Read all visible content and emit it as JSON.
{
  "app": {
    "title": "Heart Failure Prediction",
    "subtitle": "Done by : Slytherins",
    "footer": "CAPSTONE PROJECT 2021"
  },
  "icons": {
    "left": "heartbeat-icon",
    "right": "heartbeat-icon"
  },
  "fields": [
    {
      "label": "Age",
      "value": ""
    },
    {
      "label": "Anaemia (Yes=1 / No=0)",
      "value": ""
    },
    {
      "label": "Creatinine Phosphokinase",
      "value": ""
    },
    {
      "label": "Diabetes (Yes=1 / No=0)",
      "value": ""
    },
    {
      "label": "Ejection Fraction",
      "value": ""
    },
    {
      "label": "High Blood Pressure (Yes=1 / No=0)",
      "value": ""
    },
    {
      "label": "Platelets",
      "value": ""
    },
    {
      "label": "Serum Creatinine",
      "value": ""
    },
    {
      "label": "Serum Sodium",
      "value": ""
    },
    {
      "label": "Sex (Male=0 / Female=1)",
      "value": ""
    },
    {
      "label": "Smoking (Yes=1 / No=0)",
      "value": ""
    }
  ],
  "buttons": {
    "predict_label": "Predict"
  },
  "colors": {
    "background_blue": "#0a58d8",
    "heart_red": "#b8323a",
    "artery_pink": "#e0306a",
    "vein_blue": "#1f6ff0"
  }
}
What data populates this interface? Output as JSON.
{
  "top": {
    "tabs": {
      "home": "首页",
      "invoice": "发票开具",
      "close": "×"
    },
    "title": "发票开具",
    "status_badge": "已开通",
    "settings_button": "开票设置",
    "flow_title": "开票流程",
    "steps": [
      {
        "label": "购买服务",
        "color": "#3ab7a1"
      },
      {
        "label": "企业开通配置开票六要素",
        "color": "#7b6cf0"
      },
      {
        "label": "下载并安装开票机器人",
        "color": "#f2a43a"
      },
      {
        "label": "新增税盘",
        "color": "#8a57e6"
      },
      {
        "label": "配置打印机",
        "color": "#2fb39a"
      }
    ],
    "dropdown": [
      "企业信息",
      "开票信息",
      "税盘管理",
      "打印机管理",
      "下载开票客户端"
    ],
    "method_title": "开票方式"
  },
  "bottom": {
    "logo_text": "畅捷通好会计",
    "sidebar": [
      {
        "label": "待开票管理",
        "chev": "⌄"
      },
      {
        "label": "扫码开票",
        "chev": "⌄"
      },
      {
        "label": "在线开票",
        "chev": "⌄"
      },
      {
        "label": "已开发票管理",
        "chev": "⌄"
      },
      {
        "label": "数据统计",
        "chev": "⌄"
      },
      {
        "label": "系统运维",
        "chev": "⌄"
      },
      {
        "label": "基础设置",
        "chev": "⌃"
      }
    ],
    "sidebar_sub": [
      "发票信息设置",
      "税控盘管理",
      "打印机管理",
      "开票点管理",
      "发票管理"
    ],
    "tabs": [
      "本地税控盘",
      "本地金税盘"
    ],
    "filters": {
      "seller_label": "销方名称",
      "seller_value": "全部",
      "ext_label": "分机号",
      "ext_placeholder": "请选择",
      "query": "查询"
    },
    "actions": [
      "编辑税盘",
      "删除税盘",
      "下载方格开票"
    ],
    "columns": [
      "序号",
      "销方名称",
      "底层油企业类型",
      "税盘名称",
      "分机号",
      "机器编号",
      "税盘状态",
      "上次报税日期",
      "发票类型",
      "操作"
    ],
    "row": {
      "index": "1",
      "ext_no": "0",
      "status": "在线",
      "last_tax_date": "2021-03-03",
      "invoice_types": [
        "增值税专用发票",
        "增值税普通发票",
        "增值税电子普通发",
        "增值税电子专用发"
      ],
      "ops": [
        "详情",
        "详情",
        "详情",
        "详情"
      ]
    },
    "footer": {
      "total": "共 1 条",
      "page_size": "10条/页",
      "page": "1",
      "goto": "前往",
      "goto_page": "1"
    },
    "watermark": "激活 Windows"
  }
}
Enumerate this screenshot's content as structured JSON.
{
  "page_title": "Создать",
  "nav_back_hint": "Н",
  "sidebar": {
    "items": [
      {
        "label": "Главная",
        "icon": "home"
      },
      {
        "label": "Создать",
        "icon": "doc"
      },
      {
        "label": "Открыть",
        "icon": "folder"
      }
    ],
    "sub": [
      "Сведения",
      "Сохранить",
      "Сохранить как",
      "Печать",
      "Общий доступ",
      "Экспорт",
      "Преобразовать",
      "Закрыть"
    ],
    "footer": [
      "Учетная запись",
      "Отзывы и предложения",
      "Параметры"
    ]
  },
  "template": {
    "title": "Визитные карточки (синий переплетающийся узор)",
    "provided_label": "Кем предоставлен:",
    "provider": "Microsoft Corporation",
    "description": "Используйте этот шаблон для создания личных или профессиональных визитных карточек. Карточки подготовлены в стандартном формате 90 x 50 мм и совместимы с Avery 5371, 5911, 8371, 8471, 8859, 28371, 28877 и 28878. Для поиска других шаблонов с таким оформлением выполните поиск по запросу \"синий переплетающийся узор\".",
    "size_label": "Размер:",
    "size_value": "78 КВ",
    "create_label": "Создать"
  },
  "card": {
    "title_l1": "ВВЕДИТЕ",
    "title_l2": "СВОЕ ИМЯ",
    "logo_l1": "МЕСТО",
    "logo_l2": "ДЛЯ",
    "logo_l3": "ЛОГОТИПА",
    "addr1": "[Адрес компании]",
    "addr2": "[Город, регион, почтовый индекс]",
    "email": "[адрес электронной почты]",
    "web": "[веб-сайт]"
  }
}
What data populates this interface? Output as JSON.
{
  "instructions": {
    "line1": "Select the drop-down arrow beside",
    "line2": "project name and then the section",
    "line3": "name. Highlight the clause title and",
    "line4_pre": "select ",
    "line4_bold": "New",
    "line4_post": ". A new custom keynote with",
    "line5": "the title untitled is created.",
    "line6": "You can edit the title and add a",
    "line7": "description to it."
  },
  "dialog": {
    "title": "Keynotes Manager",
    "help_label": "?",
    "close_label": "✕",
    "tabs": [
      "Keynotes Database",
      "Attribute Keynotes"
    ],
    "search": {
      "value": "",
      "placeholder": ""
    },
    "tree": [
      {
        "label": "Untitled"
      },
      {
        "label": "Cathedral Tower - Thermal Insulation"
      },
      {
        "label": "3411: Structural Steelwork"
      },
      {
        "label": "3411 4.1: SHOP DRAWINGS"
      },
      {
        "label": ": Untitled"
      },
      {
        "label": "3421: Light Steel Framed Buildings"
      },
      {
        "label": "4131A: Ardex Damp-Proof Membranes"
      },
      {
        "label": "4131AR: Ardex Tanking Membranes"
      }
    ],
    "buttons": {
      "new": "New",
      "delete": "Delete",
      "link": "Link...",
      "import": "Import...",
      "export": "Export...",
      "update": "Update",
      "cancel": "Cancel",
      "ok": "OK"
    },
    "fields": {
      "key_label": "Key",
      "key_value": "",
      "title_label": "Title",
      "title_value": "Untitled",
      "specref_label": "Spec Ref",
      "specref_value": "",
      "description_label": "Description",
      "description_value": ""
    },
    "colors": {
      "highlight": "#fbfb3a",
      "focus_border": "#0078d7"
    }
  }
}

## Stated problem
Lines holding the word "Ardex" should be counted across the entries; state only how many there are.

## Response for this exercise
2